(Collection entries)
-- -- --

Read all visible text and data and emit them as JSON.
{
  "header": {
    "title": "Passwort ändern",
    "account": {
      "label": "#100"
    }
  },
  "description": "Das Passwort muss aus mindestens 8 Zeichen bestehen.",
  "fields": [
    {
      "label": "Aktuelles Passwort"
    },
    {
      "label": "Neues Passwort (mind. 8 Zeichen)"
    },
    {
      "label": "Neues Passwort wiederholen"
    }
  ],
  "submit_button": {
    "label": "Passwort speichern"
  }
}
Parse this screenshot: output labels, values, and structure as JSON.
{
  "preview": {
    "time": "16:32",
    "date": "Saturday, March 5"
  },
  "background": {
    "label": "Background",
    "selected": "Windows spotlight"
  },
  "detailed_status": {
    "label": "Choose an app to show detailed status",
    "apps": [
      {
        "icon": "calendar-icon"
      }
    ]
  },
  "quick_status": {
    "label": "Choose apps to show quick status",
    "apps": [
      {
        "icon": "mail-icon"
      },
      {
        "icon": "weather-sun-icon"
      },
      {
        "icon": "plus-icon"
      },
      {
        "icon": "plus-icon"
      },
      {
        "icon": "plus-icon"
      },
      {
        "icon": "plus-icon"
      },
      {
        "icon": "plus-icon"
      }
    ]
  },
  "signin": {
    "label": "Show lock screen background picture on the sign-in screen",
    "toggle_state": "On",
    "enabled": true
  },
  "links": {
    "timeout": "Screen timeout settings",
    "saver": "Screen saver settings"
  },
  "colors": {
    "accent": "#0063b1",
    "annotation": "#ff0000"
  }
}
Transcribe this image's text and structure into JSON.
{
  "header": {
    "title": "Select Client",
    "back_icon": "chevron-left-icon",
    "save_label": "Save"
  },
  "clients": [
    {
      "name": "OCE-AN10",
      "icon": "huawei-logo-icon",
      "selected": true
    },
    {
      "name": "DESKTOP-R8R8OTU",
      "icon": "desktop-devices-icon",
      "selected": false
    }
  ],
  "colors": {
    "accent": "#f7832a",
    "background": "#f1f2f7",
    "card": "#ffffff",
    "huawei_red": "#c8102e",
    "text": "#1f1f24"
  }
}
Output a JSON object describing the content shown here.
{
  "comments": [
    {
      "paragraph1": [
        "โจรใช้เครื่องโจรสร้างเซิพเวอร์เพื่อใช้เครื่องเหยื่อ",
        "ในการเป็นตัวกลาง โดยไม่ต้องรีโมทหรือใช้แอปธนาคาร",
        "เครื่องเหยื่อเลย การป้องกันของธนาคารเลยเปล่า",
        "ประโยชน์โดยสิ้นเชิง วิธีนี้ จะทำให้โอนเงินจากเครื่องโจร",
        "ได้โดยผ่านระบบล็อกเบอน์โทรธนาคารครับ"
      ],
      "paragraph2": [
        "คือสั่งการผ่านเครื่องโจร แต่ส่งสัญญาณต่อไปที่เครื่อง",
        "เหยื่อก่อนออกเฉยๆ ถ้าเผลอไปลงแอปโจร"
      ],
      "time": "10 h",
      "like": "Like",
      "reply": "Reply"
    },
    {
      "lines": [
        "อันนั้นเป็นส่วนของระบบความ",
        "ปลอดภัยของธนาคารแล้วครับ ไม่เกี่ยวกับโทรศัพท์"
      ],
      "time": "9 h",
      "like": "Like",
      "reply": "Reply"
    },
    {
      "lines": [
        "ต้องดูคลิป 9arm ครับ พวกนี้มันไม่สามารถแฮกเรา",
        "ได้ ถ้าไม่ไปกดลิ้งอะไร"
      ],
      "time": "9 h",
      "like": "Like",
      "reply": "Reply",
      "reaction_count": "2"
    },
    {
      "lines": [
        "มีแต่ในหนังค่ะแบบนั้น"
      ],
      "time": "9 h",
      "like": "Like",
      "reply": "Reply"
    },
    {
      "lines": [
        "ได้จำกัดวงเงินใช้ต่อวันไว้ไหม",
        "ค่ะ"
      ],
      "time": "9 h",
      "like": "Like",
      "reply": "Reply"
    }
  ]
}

-- -- --

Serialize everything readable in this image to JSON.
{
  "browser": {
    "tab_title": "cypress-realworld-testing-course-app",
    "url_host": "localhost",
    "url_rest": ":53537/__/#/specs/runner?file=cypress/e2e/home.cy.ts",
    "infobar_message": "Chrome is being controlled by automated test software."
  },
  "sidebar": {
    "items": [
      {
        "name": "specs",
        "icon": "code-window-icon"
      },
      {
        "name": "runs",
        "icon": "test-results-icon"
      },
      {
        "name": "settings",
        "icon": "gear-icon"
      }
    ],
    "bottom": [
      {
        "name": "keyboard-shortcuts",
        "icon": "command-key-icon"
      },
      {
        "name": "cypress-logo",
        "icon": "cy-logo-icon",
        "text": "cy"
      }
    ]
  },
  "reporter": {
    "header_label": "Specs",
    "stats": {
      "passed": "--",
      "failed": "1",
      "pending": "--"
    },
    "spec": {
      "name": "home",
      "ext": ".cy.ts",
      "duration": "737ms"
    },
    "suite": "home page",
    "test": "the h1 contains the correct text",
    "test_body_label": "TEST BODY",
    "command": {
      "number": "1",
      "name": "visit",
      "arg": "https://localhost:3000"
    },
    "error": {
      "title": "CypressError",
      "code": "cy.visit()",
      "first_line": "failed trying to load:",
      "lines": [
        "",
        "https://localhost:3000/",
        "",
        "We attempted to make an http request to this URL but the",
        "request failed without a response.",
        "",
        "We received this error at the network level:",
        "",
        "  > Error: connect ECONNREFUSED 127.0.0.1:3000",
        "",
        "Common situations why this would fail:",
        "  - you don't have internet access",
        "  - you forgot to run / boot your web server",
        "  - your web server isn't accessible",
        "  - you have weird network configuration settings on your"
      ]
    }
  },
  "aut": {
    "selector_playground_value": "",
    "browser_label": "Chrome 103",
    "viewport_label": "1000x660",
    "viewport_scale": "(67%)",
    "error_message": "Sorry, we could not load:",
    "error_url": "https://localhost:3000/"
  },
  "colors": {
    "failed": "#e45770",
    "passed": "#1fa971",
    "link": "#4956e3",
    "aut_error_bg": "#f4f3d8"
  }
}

-- -- --

_Problem requirements_. Find every line that holds "home" and copy it.

_Answer to the task_.
    "url_rest": ":53537/__/#/specs/runner?file=cypress/e2e/home.cy.ts",
      "name": "home",
    "suite": "home page",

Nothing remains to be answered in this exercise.